======== DATA EXCERPTS ========

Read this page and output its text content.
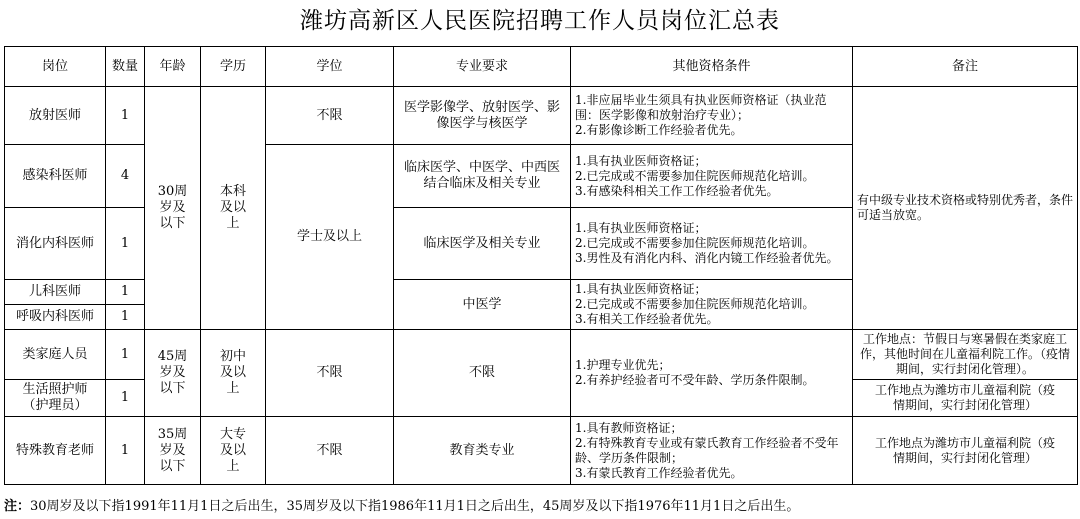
潍坊高新区人民医院招聘工作人员岗位汇总表
岗位	数量	年龄	学历	学位	专业要求	其他资格条件	备注
放射医师	1	30周岁及以下	本科及以上	不限	医学影像学、放射医学、影像医学与核医学	1.非应届毕业生须具有执业医师资格证（执业范围：医学影像和放射治疗专业）；
2.有影像诊断工作经验者优先。	有中级专业技术资格或特别优秀者，条件可适当放宽。
感染科医师	4			学士及以上	临床医学、中医学、中西医结合临床及相关专业	1.具有执业医师资格证；
2.已完成或不需要参加住院医师规范化培训。
3.有感染科相关工作工作经验者优先。	

消化内科医师	1				临床医学及相关专业	1.具有执业医师资格证；
2.已完成或不需要参加住院医师规范化培训。
3.男性及有消化内科、消化内镜工作经验者优先。	

儿科医师	1				中医学	1.具有执业医师资格证；
2.已完成或不需要参加住院医师规范化培训。
3.有相关工作经验者优先。	

呼吸内科医师	1						
类家庭人员	1	45周岁及以下	初中及以上	不限	不限	1.护理专业优先；
2.有养护经验者可不受年龄、学历条件限制。	工作地点：节假日与寒暑假在类家庭工作，其他时间在儿童福利院工作。（疫情期间，实行封闭化管理）。
生活照护师（护理员）	1						工作地点为潍坊市儿童福利院（疫情期间，实行封闭化管理）
特殊教育老师	1	35周岁及以下	大专及以上	不限	教育类专业	1.具有教师资格证；
2.有特殊教育专业或有蒙氏教育工作经验者不受年龄、学历条件限制；
3.有蒙氏教育工作经验者优先。	工作地点为潍坊市儿童福利院（疫情期间，实行封闭化管理）
注：30周岁及以下指1991年11月1日之后出生，35周岁及以下指1986年11月1日之后出生，45周岁及以下指1976年11月1日之后出生。
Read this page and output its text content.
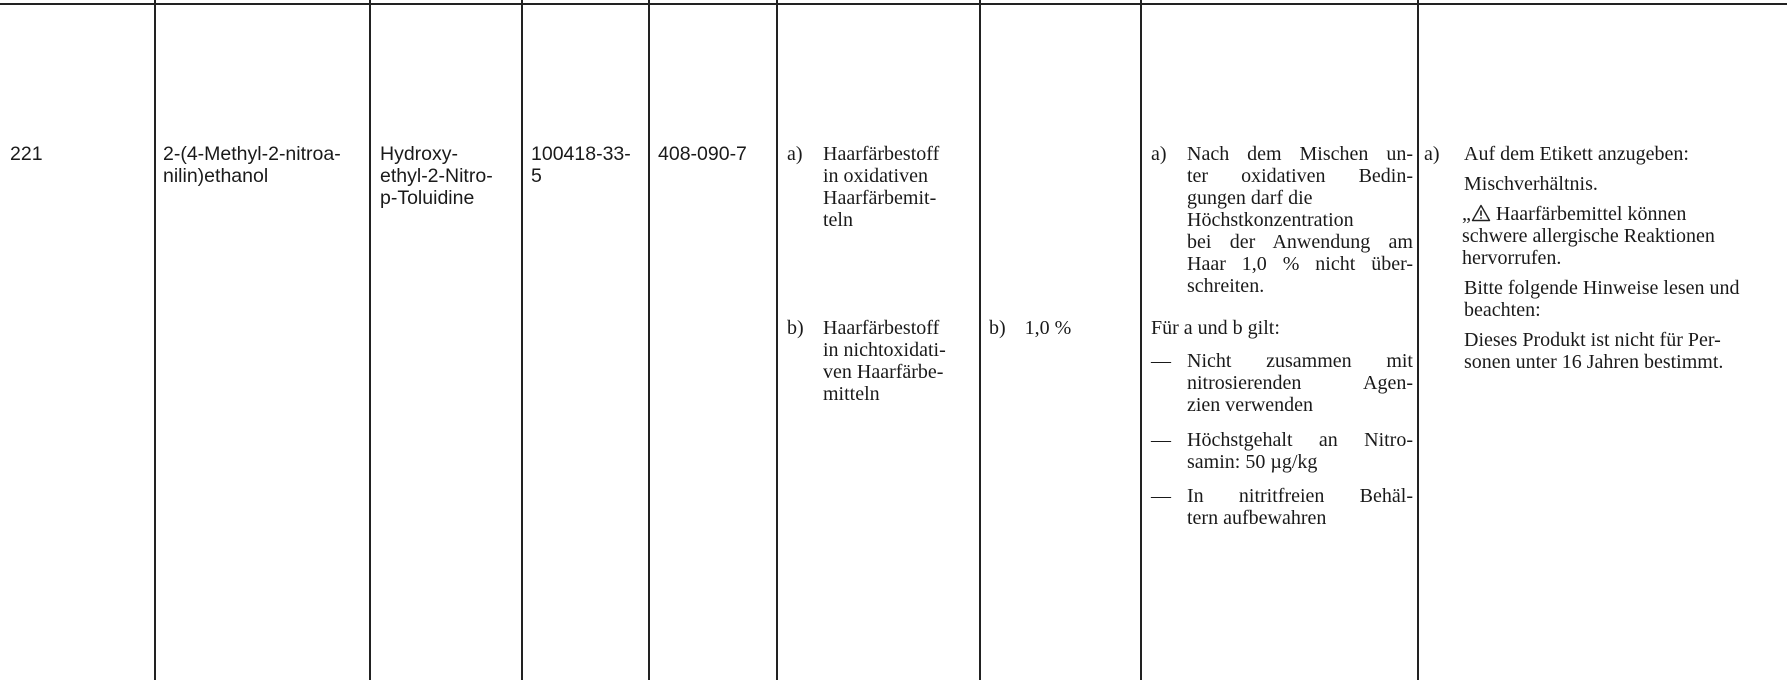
221	2-(4-Methyl-2-nitroa-
nilin)ethanol
Hydroxy-
ethyl-2-Nitro-
p-Toluidine
100418-33-
5
408-090-7 a) Haarfärbestoff
in oxidativen
Haarfärbemit-
teln
b) Haarfärbestoff
in nichtoxidati-
ven Haarfärbe-
mitteln
b) 1,0 %
a) Nach dem Mischen un-
ter oxidativen Bedin-
gungen darf die
Höchstkonzentration
bei der Anwendung am
Haar 1,0 % nicht über-
schreiten.
Für a und b gilt:
— Nicht zusammen mit
nitrosierenden Agen-
zien verwenden
— Höchstgehalt an Nitro-
samin: 50 µg/kg
— In nitritfreien Behäl-
tern aufbewahren
a) Auf dem Etikett anzugeben:
Mischverhältnis.
„ Haarfärbemittel können
schwere allergische Reaktionen
hervorrufen.
Bitte folgende Hinweise lesen und
beachten:
Dieses Produkt ist nicht für Per-
sonen unter 16 Jahren bestimmt.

========

### SET TASK
Every line of the data above should be quoted exactly. Omit the pictures.

### RESPONSE
Read this page and output its text content.
潍坊高新区人民医院招聘工作人员岗位汇总表
岗位	数量	年龄	学历	学位	专业要求	其他资格条件	备注
放射医师	1	30周岁及以下	本科及以上	不限	医学影像学、放射医学、影像医学与核医学	1.非应届毕业生须具有执业医师资格证（执业范围：医学影像和放射治疗专业）；
2.有影像诊断工作经验者优先。	有中级专业技术资格或特别优秀者，条件可适当放宽。
感染科医师	4			学士及以上	临床医学、中医学、中西医结合临床及相关专业	1.具有执业医师资格证；
2.已完成或不需要参加住院医师规范化培训。
3.有感染科相关工作工作经验者优先。	

消化内科医师	1				临床医学及相关专业	1.具有执业医师资格证；
2.已完成或不需要参加住院医师规范化培训。
3.男性及有消化内科、消化内镜工作经验者优先。	

儿科医师	1				中医学	1.具有执业医师资格证；
2.已完成或不需要参加住院医师规范化培训。
3.有相关工作经验者优先。	

呼吸内科医师	1						
类家庭人员	1	45周岁及以下	初中及以上	不限	不限	1.护理专业优先；
2.有养护经验者可不受年龄、学历条件限制。	工作地点：节假日与寒暑假在类家庭工作，其他时间在儿童福利院工作。（疫情期间，实行封闭化管理）。
生活照护师（护理员）	1						工作地点为潍坊市儿童福利院（疫情期间，实行封闭化管理）
特殊教育老师	1	35周岁及以下	大专及以上	不限	教育类专业	1.具有教师资格证；
2.有特殊教育专业或有蒙氏教育工作经验者不受年龄、学历条件限制；
3.有蒙氏教育工作经验者优先。	工作地点为潍坊市儿童福利院（疫情期间，实行封闭化管理）
注：30周岁及以下指1991年11月1日之后出生，35周岁及以下指1986年11月1日之后出生，45周岁及以下指1976年11月1日之后出生。
Read this page and output its text content.
221	2-(4-Methyl-2-nitroa-
nilin)ethanol
Hydroxy-
ethyl-2-Nitro-
p-Toluidine
100418-33-
5
408-090-7 a) Haarfärbestoff
in oxidativen
Haarfärbemit-
teln
b) Haarfärbestoff
in nichtoxidati-
ven Haarfärbe-
mitteln
b) 1,0 %
a) Nach dem Mischen un-
ter oxidativen Bedin-
gungen darf die
Höchstkonzentration
bei der Anwendung am
Haar 1,0 % nicht über-
schreiten.
Für a und b gilt:
— Nicht zusammen mit
nitrosierenden Agen-
zien verwenden
— Höchstgehalt an Nitro-
samin: 50 µg/kg
— In nitritfreien Behäl-
tern aufbewahren
a) Auf dem Etikett anzugeben:
Mischverhältnis.
„ Haarfärbemittel können
schwere allergische Reaktionen
hervorrufen.
Bitte folgende Hinweise lesen und
beachten:
Dieses Produkt ist nicht für Per-
sonen unter 16 Jahren bestimmt.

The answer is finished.